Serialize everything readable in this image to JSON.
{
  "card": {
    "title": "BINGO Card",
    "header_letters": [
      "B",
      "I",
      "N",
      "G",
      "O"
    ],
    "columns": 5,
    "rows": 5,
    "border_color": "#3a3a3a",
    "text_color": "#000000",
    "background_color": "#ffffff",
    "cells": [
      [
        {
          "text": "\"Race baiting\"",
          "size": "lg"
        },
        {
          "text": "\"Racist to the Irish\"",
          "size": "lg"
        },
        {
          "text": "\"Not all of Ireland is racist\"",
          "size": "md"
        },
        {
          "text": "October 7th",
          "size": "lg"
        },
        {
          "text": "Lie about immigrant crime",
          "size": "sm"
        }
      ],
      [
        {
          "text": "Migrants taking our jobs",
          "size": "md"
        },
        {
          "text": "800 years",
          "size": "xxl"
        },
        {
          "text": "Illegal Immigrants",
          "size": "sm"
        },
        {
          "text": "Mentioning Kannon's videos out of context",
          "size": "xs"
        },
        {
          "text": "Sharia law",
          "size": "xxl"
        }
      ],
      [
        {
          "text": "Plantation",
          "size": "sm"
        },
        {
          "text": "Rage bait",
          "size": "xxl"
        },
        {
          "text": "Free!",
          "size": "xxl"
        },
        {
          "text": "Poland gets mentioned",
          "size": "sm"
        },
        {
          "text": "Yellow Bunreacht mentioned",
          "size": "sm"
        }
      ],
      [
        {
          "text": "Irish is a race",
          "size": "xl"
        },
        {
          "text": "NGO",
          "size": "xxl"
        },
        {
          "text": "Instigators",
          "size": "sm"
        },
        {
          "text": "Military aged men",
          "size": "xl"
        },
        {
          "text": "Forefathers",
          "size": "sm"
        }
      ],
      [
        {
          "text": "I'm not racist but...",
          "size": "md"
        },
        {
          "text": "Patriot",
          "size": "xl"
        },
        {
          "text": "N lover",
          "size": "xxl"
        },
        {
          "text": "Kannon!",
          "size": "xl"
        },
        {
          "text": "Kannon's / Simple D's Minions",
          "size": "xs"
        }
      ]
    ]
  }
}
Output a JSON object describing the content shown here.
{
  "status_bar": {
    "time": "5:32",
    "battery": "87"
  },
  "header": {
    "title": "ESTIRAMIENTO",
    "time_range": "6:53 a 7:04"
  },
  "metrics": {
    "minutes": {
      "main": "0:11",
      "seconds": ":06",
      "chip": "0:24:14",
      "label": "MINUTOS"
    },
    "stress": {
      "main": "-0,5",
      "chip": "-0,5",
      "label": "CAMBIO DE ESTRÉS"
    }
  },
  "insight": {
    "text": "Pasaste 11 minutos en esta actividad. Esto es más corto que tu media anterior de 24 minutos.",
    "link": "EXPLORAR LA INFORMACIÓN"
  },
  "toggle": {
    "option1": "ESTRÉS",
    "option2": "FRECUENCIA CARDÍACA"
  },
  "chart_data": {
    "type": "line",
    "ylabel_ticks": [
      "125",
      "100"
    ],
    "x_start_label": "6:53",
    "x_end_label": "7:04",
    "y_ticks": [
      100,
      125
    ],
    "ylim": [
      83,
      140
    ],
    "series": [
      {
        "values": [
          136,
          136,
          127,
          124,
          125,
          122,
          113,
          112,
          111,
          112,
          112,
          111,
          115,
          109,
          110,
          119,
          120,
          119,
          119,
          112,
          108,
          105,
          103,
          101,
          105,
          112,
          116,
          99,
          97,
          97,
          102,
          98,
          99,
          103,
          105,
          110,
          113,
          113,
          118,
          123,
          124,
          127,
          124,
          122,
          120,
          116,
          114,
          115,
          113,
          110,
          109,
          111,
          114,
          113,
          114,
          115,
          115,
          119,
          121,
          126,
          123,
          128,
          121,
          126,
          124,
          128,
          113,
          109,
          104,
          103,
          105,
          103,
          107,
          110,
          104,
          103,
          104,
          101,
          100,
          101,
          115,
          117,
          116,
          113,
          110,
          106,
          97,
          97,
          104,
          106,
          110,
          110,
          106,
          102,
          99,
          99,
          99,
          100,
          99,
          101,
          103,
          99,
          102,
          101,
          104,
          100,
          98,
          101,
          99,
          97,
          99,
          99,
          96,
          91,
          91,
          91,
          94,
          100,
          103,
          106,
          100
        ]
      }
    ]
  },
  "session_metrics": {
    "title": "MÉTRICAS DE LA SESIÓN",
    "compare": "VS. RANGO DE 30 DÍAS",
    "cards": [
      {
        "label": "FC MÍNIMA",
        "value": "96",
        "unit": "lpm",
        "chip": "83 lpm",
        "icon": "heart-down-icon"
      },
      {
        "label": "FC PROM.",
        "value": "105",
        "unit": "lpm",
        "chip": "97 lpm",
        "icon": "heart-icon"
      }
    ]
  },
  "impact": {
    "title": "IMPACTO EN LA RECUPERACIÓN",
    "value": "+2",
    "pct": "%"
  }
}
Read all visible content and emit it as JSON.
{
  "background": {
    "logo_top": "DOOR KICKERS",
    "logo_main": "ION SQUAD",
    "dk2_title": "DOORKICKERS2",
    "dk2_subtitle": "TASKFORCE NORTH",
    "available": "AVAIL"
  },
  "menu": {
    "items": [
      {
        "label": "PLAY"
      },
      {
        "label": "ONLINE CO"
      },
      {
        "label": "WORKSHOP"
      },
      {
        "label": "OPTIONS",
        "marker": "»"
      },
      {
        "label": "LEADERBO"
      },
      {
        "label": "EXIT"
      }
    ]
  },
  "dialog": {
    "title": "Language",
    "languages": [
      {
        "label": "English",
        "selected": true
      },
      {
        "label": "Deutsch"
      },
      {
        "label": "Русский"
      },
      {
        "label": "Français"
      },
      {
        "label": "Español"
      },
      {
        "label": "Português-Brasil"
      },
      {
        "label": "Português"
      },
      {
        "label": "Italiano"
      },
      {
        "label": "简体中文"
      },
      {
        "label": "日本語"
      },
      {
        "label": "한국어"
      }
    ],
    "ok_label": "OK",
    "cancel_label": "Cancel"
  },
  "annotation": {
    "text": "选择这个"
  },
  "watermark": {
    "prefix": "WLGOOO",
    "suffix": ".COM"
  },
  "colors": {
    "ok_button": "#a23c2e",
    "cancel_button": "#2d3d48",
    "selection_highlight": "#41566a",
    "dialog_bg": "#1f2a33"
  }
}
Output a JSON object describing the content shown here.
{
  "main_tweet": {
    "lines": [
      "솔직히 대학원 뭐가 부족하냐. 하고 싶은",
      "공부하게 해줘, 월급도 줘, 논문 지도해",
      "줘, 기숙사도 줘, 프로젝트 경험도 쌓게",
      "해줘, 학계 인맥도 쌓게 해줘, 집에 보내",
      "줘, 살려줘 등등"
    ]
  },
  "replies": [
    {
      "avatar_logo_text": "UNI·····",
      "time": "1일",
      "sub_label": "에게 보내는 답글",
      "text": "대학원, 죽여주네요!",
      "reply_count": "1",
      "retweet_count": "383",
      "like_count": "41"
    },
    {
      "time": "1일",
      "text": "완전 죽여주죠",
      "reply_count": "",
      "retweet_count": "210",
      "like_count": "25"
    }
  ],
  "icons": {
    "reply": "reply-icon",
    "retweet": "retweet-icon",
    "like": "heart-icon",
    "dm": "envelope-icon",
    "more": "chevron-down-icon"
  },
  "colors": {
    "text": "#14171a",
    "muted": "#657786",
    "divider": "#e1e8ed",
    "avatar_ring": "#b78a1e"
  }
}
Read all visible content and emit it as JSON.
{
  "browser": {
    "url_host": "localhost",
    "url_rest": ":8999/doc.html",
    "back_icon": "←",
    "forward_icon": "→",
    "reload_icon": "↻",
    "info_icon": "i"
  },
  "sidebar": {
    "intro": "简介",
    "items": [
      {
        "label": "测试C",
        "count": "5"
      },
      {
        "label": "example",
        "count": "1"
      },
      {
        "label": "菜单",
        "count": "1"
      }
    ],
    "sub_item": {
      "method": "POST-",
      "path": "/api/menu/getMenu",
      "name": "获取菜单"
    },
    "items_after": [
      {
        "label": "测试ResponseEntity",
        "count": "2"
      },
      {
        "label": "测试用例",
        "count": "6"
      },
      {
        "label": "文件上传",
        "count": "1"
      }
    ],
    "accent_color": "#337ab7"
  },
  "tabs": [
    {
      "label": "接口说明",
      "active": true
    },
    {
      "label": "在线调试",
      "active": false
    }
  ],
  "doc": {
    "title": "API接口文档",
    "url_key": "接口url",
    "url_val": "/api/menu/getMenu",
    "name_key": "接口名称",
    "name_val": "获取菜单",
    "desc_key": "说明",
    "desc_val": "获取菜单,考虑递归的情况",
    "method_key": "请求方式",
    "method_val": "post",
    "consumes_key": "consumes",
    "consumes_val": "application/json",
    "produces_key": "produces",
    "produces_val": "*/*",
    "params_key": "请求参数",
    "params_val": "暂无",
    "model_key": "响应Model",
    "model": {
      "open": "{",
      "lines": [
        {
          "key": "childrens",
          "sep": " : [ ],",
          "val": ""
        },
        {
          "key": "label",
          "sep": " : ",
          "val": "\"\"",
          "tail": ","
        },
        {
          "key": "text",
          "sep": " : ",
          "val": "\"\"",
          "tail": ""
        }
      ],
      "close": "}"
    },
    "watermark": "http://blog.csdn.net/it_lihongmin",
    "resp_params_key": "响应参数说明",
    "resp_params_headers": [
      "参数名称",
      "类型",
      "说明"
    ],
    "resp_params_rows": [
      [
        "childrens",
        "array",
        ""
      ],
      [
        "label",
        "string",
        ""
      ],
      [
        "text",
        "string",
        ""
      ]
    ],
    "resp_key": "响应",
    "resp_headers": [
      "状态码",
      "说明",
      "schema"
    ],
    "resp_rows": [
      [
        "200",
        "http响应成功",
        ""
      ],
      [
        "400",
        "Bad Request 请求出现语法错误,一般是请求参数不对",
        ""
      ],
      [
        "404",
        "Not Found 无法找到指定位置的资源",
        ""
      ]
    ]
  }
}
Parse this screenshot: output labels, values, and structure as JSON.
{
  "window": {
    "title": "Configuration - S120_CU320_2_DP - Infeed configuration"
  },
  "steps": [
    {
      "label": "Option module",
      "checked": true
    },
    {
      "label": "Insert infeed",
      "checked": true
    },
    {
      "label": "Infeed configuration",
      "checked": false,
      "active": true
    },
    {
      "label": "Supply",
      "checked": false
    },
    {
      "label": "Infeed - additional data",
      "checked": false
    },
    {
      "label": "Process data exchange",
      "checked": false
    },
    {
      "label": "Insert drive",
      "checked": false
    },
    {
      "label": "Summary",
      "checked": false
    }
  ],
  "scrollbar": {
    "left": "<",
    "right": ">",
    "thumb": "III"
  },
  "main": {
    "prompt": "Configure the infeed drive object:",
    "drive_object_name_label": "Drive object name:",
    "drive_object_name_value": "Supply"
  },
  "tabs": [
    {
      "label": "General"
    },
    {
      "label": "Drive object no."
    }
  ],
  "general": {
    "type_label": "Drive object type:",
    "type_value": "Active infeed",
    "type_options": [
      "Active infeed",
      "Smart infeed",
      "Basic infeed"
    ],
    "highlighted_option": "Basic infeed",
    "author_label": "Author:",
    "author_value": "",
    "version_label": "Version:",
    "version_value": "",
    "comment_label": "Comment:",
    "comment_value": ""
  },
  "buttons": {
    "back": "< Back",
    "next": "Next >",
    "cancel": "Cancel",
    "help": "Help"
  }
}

☆ ☆ ☆ ☆ ☆ ☆ ☆

Check each line of the records above for the string "Basic", and report every line that has it.

- [Completed exercise]
      "Basic infeed"
    "highlighted_option": "Basic infeed",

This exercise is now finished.